STATED EXERCISE
Retype each line of the material exactly, please, skipping any picture in it.

# MATERIAL start

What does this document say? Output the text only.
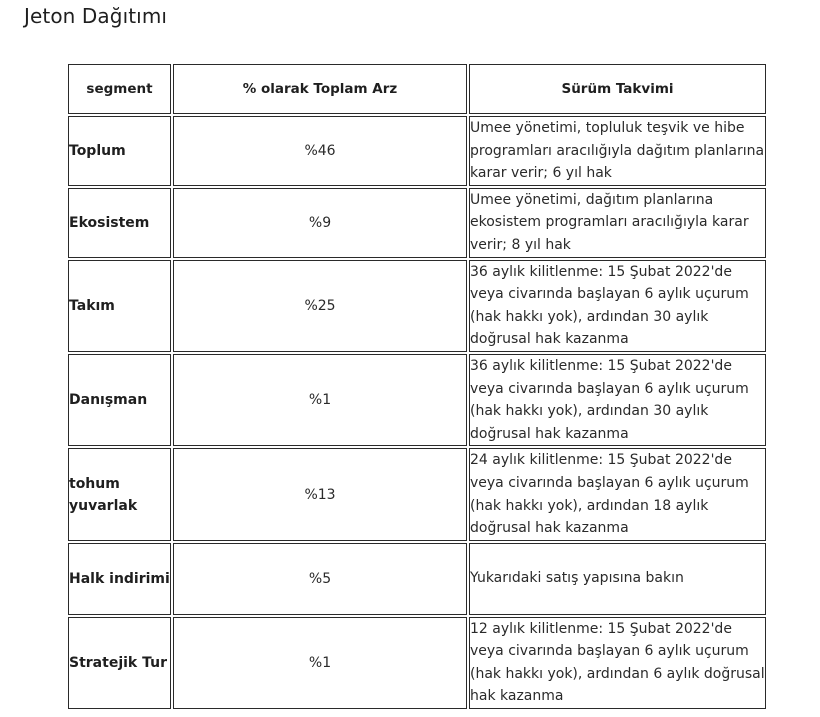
Jeton Dağıtımı
segment	% olarak Toplam Arz	Sürüm Takvimi
Toplum	%46	Umee yönetimi, topluluk teşvik ve hibe programları aracılığıyla dağıtım planlarına karar verir; 6 yıl hak
Ekosistem	%9	Umee yönetimi, dağıtım planlarına ekosistem programları aracılığıyla karar verir; 8 yıl hak
Takım	%25	36 aylık kilitlenme: 15 Şubat 2022'de veya civarında başlayan 6 aylık uçurum (hak hakkı yok), ardından 30 aylık doğrusal hak kazanma
Danışman	%1	36 aylık kilitlenme: 15 Şubat 2022'de veya civarında başlayan 6 aylık uçurum (hak hakkı yok), ardından 30 aylık doğrusal hak kazanma
tohum yuvarlak	%13	24 aylık kilitlenme: 15 Şubat 2022'de veya civarında başlayan 6 aylık uçurum (hak hakkı yok), ardından 18 aylık doğrusal hak kazanma
Halk indirimi	%5	Yukarıdaki satış yapısına bakın
Stratejik Tur	%1	12 aylık kilitlenme: 15 Şubat 2022'de veya civarında başlayan 6 aylık uçurum (hak hakkı yok), ardından 6 aylık doğrusal hak kazanma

# MATERIAL end

ANSWER
What does this document say? Output the text only.
Jeton Dağıtımı
segment	% olarak Toplam Arz	Sürüm Takvimi
Toplum	%46	Umee yönetimi, topluluk teşvik ve hibe programları aracılığıyla dağıtım planlarına karar verir; 6 yıl hak
Ekosistem	%9	Umee yönetimi, dağıtım planlarına ekosistem programları aracılığıyla karar verir; 8 yıl hak
Takım	%25	36 aylık kilitlenme: 15 Şubat 2022'de veya civarında başlayan 6 aylık uçurum (hak hakkı yok), ardından 30 aylık doğrusal hak kazanma
Danışman	%1	36 aylık kilitlenme: 15 Şubat 2022'de veya civarında başlayan 6 aylık uçurum (hak hakkı yok), ardından 30 aylık doğrusal hak kazanma
tohum yuvarlak	%13	24 aylık kilitlenme: 15 Şubat 2022'de veya civarında başlayan 6 aylık uçurum (hak hakkı yok), ardından 18 aylık doğrusal hak kazanma
Halk indirimi	%5	Yukarıdaki satış yapısına bakın
Stratejik Tur	%1	12 aylık kilitlenme: 15 Şubat 2022'de veya civarında başlayan 6 aylık uçurum (hak hakkı yok), ardından 6 aylık doğrusal hak kazanma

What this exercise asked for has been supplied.